Collect all lines from the listing that include the string "NIHT".

----- GIVEN DATA -----

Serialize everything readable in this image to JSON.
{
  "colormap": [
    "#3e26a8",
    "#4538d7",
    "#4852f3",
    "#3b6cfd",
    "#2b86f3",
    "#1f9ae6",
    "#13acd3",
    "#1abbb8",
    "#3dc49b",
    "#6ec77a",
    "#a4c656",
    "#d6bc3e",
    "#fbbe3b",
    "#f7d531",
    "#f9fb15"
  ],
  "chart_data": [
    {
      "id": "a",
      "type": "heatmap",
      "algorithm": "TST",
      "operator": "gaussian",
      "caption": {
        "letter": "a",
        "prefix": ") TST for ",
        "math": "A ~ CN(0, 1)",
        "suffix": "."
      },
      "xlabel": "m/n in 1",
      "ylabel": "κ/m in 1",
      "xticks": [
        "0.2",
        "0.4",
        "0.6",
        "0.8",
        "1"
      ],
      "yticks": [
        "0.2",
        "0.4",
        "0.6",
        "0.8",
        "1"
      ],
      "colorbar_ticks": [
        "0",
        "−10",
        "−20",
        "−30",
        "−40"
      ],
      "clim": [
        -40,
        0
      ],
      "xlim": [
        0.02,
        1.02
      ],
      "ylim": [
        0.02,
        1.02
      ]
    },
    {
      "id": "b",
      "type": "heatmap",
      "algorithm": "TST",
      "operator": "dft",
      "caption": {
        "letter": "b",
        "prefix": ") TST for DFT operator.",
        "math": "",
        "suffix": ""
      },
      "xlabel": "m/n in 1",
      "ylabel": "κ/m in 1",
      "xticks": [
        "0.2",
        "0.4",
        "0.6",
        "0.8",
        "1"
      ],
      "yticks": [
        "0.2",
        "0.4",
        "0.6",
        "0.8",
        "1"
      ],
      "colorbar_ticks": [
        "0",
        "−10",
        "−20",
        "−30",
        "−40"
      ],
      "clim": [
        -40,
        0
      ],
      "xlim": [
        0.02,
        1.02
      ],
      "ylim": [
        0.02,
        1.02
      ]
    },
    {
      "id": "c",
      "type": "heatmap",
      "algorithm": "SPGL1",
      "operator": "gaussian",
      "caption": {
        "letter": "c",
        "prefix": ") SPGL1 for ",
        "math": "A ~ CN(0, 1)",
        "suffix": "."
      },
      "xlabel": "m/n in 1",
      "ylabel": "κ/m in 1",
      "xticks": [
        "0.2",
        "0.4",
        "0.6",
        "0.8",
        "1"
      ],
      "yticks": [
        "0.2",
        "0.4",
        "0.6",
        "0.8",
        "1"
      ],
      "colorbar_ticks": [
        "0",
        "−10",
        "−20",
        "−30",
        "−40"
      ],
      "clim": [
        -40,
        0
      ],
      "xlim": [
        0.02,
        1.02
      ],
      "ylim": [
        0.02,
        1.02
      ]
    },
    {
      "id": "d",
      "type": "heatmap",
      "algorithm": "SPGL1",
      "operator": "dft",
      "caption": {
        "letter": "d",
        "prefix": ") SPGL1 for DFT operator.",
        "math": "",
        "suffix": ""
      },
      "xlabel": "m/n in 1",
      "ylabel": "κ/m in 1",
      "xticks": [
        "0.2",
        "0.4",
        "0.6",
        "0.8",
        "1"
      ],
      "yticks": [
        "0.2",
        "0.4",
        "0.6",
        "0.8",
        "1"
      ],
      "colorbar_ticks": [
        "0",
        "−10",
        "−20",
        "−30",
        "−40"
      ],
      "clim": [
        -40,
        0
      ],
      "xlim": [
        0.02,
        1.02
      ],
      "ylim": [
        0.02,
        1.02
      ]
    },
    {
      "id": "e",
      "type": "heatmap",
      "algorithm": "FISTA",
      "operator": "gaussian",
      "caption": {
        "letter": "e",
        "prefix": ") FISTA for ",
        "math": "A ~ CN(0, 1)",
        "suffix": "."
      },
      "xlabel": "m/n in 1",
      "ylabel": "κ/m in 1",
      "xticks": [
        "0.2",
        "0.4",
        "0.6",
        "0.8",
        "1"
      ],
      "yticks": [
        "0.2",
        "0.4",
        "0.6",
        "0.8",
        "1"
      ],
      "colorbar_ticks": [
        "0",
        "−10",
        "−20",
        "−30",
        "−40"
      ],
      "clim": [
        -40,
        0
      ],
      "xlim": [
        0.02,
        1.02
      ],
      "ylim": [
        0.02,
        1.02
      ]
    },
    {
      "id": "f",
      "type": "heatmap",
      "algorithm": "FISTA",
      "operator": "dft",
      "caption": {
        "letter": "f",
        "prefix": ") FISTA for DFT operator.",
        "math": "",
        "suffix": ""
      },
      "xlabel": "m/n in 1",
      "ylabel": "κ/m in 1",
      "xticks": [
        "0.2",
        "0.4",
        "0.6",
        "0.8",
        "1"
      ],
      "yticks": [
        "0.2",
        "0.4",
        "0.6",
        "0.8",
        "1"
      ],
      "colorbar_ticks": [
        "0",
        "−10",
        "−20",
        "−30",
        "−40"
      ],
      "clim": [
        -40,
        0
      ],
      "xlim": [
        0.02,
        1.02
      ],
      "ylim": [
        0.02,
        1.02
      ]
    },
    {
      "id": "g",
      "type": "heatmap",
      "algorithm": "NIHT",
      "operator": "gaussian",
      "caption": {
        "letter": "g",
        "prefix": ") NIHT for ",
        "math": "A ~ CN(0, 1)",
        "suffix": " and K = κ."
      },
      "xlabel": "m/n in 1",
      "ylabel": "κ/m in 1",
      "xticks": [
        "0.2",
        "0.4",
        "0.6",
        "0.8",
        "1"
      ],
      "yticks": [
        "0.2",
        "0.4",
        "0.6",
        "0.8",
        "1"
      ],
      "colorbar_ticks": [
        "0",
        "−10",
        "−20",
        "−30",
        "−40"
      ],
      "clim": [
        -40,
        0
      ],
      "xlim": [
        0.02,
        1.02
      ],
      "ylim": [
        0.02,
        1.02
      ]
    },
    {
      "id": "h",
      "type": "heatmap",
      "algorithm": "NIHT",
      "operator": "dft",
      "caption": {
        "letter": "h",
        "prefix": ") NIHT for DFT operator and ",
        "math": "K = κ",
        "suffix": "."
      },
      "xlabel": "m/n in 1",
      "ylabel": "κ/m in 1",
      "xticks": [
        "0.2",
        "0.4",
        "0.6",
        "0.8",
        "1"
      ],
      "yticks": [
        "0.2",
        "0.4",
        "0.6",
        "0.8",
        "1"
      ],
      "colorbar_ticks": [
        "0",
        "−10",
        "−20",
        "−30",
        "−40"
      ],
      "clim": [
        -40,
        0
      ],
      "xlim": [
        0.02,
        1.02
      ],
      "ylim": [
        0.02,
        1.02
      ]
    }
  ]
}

-----

FINAL RESULT ▸
      "algorithm": "NIHT",
        "prefix": ") NIHT for ",
      "algorithm": "NIHT",
        "prefix": ") NIHT for DFT operator and ",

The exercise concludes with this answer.